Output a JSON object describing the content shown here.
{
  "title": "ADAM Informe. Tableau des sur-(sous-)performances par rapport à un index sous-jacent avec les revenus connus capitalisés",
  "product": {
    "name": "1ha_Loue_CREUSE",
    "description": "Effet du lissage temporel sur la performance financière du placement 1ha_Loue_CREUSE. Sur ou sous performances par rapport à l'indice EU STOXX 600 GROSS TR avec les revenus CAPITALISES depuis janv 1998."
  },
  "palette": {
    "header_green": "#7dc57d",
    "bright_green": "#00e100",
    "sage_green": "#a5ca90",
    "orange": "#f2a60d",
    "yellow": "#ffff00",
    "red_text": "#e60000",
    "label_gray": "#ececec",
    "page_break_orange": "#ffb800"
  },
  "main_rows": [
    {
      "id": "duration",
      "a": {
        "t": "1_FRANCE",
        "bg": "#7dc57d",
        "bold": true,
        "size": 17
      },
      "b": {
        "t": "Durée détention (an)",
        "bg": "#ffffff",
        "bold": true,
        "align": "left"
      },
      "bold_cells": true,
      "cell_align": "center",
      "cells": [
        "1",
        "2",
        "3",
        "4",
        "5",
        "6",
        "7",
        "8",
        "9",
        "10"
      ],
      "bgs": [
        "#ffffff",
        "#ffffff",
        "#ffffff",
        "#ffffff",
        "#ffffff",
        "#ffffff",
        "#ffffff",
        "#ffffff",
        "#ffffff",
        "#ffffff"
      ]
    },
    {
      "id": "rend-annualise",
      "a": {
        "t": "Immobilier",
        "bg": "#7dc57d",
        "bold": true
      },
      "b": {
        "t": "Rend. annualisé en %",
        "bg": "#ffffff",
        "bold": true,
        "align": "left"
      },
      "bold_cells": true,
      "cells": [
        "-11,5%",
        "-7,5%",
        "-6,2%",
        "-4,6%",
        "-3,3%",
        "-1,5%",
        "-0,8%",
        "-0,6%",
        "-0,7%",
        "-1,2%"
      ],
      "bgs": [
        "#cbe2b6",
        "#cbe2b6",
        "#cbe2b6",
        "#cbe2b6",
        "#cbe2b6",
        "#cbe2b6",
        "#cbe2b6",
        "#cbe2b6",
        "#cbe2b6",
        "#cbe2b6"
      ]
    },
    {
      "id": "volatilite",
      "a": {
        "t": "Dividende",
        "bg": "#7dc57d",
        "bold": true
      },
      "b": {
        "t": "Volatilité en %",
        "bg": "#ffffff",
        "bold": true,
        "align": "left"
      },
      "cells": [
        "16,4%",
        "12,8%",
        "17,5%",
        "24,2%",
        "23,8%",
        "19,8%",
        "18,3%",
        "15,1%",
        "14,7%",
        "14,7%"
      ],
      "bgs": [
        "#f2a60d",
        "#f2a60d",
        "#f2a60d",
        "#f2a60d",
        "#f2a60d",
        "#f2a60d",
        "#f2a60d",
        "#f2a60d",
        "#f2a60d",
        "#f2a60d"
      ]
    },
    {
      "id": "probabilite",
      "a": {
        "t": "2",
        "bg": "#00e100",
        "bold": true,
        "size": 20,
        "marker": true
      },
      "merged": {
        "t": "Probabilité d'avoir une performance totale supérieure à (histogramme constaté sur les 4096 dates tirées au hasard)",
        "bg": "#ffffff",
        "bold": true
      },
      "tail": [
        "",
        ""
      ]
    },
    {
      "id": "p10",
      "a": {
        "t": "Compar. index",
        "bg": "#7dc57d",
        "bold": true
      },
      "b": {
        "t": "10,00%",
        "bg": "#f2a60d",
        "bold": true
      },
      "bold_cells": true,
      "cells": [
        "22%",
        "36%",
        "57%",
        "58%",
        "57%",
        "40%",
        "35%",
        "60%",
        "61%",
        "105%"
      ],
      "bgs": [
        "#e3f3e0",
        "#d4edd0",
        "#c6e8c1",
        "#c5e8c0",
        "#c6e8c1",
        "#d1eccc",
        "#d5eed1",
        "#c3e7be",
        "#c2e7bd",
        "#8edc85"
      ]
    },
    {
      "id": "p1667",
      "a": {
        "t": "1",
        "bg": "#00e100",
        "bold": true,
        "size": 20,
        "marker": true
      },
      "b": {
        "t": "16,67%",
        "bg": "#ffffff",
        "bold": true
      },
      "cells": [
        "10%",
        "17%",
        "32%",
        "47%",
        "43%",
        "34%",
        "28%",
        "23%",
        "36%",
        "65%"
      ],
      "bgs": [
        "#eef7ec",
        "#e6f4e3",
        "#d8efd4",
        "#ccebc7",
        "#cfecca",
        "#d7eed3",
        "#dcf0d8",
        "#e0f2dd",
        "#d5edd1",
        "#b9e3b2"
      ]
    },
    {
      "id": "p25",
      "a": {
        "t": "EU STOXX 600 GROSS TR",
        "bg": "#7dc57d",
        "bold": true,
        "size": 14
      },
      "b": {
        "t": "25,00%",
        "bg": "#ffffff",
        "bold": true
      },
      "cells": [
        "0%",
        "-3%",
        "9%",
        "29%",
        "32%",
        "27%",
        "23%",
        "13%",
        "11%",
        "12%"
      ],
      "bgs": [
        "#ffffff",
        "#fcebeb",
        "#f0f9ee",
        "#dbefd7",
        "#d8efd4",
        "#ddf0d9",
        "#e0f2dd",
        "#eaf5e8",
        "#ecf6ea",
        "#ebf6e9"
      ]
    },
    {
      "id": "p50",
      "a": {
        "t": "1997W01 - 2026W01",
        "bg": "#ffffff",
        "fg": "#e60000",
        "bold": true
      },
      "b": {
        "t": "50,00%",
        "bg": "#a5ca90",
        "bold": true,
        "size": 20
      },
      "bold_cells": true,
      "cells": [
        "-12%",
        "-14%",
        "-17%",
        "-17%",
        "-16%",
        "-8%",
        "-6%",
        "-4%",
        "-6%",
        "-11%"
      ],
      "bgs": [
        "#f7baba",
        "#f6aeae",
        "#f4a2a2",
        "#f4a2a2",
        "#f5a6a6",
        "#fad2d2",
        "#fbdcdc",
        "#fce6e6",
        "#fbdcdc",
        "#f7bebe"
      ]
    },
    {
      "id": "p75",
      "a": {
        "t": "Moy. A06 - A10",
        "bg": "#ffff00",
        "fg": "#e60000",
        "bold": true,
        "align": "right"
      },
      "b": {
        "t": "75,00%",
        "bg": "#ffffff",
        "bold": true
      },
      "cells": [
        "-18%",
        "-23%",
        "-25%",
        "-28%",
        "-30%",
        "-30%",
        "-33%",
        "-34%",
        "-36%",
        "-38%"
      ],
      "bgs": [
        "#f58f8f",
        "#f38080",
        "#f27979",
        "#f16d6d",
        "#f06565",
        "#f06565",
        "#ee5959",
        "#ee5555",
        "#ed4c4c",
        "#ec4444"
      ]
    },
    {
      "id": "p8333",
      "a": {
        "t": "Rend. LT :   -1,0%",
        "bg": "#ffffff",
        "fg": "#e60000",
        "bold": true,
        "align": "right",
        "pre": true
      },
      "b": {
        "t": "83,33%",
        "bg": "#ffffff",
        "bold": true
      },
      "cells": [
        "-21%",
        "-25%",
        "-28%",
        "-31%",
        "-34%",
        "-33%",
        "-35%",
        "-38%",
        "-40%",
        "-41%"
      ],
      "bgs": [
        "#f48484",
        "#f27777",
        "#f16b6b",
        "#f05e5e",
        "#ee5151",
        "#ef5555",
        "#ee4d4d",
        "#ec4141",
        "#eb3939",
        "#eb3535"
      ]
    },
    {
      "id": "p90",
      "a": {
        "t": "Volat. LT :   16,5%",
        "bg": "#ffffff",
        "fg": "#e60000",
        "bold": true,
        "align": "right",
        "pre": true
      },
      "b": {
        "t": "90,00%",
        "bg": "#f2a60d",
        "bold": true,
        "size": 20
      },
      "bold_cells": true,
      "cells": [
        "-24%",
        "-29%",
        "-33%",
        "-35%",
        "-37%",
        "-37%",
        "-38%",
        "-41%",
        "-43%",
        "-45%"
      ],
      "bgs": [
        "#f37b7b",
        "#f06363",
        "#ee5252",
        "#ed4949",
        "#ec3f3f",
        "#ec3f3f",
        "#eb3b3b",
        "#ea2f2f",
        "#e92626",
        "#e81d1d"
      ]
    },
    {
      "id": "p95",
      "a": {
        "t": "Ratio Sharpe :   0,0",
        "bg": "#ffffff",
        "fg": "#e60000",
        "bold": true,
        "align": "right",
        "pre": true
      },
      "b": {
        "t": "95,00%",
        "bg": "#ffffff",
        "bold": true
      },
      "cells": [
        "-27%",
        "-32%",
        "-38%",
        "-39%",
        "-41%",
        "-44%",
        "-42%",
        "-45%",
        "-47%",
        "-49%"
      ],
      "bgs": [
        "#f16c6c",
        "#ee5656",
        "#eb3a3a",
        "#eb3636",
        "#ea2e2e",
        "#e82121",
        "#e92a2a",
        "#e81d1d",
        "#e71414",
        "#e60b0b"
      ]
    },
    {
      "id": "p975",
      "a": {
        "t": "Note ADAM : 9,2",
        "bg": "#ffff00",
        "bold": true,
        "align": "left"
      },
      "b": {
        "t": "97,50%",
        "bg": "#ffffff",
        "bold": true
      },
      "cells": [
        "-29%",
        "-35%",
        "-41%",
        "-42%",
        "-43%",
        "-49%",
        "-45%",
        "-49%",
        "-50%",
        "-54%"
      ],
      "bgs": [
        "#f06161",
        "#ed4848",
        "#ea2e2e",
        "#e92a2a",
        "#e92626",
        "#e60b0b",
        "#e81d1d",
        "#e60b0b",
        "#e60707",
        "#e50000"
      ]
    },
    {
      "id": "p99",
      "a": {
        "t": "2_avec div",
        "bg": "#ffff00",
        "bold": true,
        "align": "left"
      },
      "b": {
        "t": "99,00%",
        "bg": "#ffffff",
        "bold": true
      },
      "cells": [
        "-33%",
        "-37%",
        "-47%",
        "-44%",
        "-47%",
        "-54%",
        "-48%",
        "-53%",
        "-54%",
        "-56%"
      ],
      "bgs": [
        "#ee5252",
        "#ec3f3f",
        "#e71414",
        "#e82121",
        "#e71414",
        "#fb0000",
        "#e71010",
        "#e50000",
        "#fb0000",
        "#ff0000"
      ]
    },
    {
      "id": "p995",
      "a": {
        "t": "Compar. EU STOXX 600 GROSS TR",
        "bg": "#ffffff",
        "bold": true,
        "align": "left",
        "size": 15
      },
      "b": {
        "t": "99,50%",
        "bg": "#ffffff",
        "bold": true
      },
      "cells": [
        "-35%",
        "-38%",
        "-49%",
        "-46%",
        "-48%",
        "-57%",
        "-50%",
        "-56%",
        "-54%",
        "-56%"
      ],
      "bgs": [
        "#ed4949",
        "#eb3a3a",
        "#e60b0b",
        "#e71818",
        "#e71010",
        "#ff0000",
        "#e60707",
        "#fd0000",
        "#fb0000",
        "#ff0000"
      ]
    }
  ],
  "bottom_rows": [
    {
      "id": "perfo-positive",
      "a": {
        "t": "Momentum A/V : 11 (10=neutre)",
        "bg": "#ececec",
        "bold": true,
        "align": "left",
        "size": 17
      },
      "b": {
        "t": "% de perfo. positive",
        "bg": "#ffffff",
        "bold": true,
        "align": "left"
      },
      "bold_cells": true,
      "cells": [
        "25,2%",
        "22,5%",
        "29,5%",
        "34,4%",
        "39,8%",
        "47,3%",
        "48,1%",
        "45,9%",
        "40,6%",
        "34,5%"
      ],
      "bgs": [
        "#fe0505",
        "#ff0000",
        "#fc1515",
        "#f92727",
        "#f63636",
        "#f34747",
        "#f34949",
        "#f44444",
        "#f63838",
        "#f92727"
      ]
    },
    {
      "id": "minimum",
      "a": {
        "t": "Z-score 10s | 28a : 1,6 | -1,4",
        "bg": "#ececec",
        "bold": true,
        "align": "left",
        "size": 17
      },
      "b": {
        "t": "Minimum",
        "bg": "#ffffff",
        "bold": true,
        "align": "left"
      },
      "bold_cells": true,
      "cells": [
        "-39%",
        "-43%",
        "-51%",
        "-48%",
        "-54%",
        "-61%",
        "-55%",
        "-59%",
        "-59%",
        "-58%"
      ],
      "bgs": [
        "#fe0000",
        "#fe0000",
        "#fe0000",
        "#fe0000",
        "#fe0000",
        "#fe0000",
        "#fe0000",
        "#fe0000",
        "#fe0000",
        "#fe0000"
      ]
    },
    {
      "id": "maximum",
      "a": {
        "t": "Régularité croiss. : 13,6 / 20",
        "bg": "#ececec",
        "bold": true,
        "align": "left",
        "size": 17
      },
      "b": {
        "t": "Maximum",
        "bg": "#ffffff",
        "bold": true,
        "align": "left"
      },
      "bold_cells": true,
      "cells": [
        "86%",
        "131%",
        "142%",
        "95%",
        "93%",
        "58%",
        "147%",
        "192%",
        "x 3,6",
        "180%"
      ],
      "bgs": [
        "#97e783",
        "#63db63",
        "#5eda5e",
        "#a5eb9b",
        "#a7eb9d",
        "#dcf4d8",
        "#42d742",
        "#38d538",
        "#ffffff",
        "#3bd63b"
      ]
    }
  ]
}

• • •

_Work to do_
Where a line in the material contains "rapport", copy that line.

_Response_
  "title": "ADAM Informe. Tableau des sur-(sous-)performances par rapport à un index sous-jacent avec les revenus connus capitalisés",
    "description": "Effet du lissage temporel sur la performance financière du placement 1ha_Loue_CREUSE. Sur ou sous performances par rapport à l'indice EU STOXX 600 GROSS TR avec les revenus CAPITALISES depuis janv 1998."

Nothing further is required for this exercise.